WHAT TO WORK ON — Within the listing below, locate all lines containing the word "创建时间". Copy each one.

SUPPLIED RECORDS —
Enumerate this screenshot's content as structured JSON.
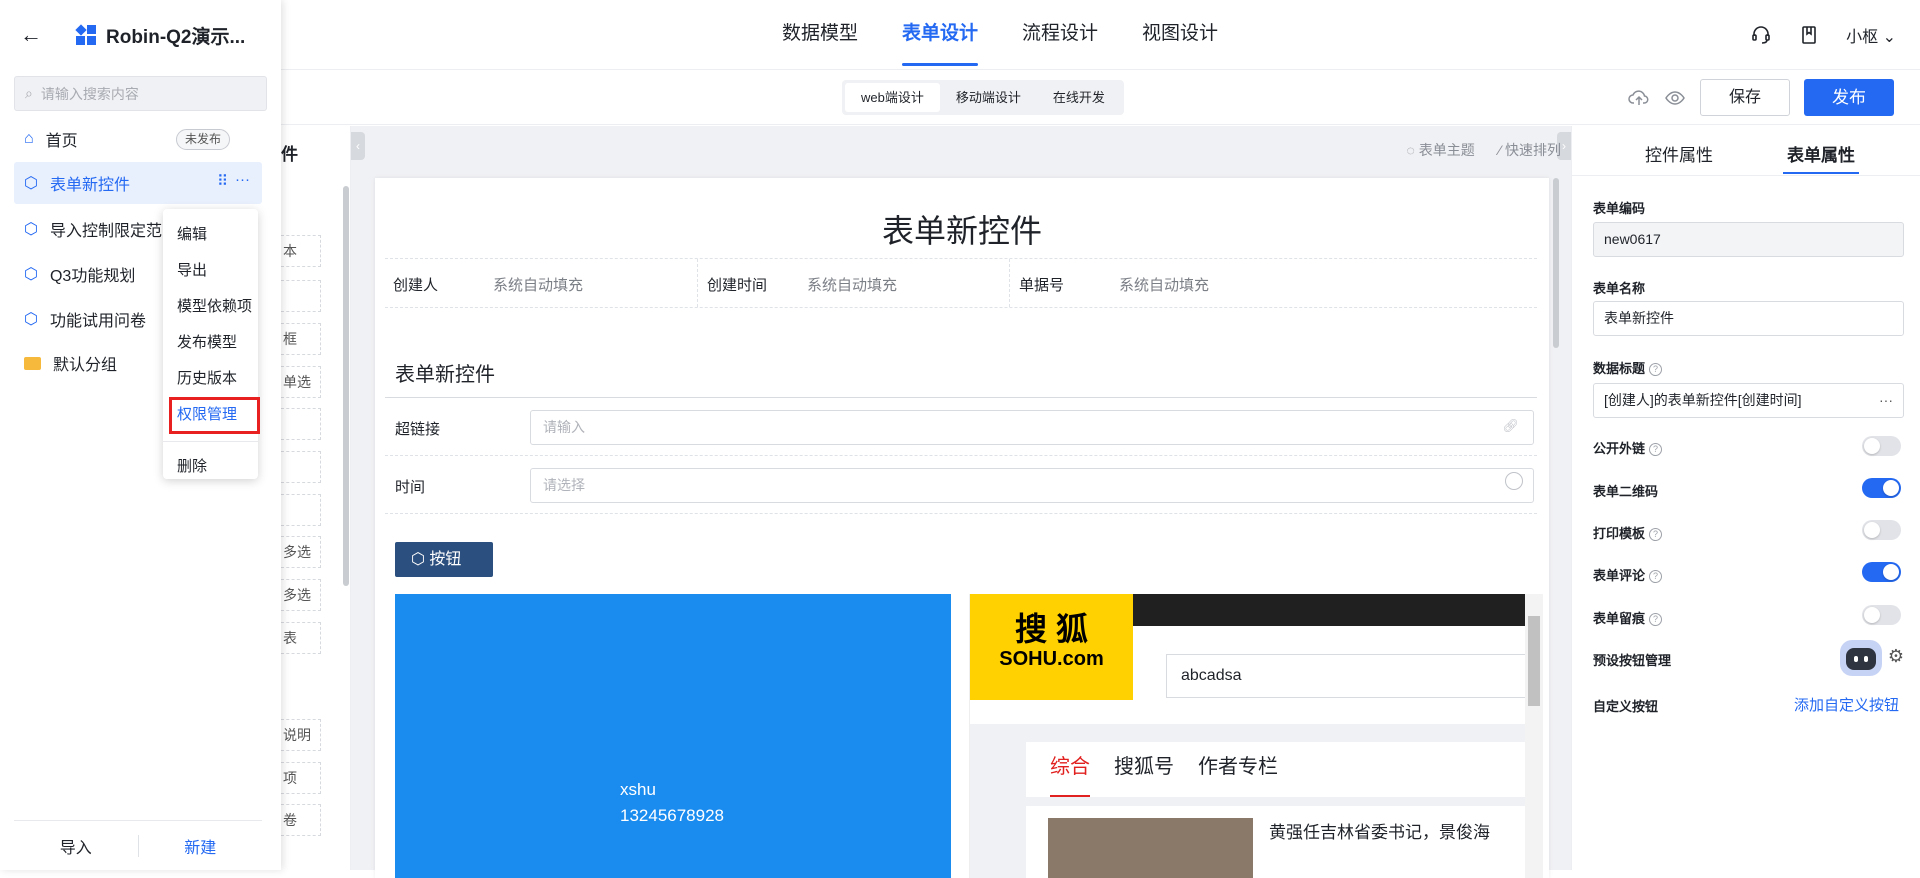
{
  "app": {
    "title": "Robin-Q2演示..."
  },
  "topnav": {
    "tabs": [
      "数据模型",
      "表单设计",
      "流程设计",
      "视图设计"
    ],
    "active": 1,
    "user": "小枢"
  },
  "secbar": {
    "modes": [
      "web端设计",
      "移动端设计",
      "在线开发"
    ],
    "save_label": "保存",
    "publish_label": "发布"
  },
  "sidebar": {
    "search_placeholder": "请输入搜索内容",
    "items": [
      {
        "label": "首页",
        "badge": "未发布"
      },
      {
        "label": "表单新控件"
      },
      {
        "label": "导入控制限定范"
      },
      {
        "label": "Q3功能规划"
      },
      {
        "label": "功能试用问卷"
      },
      {
        "label": "默认分组"
      }
    ],
    "import_label": "导入",
    "new_label": "新建"
  },
  "context_menu": [
    "编辑",
    "导出",
    "模型依赖项",
    "发布模型",
    "历史版本",
    "权限管理",
    "删除"
  ],
  "left_stubs": [
    "件",
    "本",
    "框",
    "单选框",
    "多选",
    "多选",
    "表",
    "说明",
    "项",
    "卷"
  ],
  "canvas": {
    "tools": [
      "表单主题",
      "快速排列"
    ],
    "form_title": "表单新控件",
    "sys_fields": [
      {
        "label": "创建人",
        "value": "系统自动填充"
      },
      {
        "label": "创建时间",
        "value": "系统自动填充"
      },
      {
        "label": "单据号",
        "value": "系统自动填充"
      }
    ],
    "section_title": "表单新控件",
    "hyperlink": {
      "label": "超链接",
      "placeholder": "请输入"
    },
    "time": {
      "label": "时间",
      "placeholder": "请选择"
    },
    "button_label": "按钮",
    "blue_box": {
      "line1": "xshu",
      "line2": "13245678928"
    },
    "sohu": {
      "logo_text": "搜 狐",
      "logo_sub": "SOHU.com",
      "search_value": "abcadsa",
      "tabs": [
        "综合",
        "搜狐号",
        "作者专栏"
      ],
      "headline": "黄强任吉林省委书记，景俊海"
    }
  },
  "props": {
    "tabs": [
      "控件属性",
      "表单属性"
    ],
    "form_code_label": "表单编码",
    "form_code": "new0617",
    "form_name_label": "表单名称",
    "form_name": "表单新控件",
    "data_title_label": "数据标题",
    "data_title": "[创建人]的表单新控件[创建时间]",
    "toggles": [
      {
        "label": "公开外链",
        "on": false,
        "help": true
      },
      {
        "label": "表单二维码",
        "on": true,
        "help": false
      },
      {
        "label": "打印模板",
        "on": false,
        "help": true
      },
      {
        "label": "表单评论",
        "on": true,
        "help": true
      },
      {
        "label": "表单留痕",
        "on": false,
        "help": true
      }
    ],
    "preset_label": "预设按钮管理",
    "custom_label": "自定义按钮",
    "add_custom": "添加自定义按钮"
  },
  "colors": {
    "accent": "#2469f2",
    "highlight_box": "#e82020",
    "blue_box": "#1a8cf0",
    "sohu_yellow": "#ffd100"
  }
}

ANSWER TO THE PROBLEM —
        "label": "创建时间",
    "data_title": "[创建人]的表单新控件[创建时间]",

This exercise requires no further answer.